To be done:
Pull out every line in the data that has the string "Hehlener" in it.

Provided material:

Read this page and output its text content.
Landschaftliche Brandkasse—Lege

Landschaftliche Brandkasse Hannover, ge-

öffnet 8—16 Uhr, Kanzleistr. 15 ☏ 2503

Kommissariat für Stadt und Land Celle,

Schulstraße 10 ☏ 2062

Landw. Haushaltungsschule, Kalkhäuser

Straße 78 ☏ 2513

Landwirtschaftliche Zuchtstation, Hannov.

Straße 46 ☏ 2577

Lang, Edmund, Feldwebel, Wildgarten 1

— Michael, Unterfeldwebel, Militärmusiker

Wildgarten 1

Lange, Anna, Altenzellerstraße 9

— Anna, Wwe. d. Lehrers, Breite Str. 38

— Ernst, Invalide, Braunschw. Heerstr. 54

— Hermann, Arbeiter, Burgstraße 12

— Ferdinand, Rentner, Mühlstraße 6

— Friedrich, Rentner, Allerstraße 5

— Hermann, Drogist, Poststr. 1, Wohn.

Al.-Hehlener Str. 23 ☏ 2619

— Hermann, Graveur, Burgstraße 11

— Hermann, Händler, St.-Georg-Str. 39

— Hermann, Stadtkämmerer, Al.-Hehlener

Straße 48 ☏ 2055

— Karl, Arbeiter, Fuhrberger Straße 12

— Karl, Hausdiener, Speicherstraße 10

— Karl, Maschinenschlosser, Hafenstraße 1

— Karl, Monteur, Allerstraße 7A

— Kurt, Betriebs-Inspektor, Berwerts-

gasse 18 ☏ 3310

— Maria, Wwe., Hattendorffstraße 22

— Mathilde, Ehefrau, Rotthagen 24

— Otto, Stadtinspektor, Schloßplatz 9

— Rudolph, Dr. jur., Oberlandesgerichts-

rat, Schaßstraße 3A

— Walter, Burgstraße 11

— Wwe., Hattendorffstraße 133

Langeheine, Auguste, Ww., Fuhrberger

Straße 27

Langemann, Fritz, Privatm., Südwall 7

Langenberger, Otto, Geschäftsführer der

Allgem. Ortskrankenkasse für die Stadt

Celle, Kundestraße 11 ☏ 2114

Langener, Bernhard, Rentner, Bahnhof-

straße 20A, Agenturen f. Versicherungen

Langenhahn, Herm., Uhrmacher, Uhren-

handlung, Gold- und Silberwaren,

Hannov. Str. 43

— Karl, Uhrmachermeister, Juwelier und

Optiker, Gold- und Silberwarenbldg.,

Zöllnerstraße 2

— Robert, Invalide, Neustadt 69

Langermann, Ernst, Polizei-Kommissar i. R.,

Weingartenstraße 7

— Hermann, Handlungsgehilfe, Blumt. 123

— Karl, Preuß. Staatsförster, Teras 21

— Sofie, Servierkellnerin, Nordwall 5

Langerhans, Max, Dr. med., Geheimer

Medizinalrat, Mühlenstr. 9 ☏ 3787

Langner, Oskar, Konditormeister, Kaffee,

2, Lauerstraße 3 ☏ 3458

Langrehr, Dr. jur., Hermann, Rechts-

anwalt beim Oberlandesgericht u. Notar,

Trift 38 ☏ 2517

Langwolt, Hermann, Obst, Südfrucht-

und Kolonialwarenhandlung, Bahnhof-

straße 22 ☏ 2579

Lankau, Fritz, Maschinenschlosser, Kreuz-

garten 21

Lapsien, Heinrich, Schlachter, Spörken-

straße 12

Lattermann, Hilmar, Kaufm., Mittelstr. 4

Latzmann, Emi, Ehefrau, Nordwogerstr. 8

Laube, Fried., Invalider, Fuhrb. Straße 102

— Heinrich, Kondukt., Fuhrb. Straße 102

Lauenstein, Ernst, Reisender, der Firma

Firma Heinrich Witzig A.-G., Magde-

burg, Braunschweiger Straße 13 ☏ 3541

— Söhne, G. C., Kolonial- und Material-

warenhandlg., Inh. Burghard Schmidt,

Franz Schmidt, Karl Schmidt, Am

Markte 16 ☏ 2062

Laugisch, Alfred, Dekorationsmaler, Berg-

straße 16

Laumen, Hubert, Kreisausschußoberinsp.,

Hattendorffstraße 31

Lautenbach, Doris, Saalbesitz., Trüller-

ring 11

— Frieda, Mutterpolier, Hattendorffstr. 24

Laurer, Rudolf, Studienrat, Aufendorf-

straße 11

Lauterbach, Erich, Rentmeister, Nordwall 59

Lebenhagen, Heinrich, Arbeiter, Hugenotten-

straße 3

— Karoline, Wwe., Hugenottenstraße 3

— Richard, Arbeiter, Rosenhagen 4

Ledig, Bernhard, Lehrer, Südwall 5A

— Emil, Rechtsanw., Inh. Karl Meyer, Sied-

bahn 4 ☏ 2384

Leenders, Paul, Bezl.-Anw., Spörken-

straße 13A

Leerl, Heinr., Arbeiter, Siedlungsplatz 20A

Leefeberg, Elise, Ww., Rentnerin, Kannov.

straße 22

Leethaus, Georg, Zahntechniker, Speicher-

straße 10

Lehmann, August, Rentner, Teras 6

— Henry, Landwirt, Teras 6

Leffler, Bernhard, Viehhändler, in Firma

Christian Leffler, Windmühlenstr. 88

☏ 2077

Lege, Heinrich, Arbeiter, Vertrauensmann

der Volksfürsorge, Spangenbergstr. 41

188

Solution to this exercise:
Al.-Hehlener Str. 23 ☏ 2619
— Hermann, Stadtkämmerer, Al.-Hehlener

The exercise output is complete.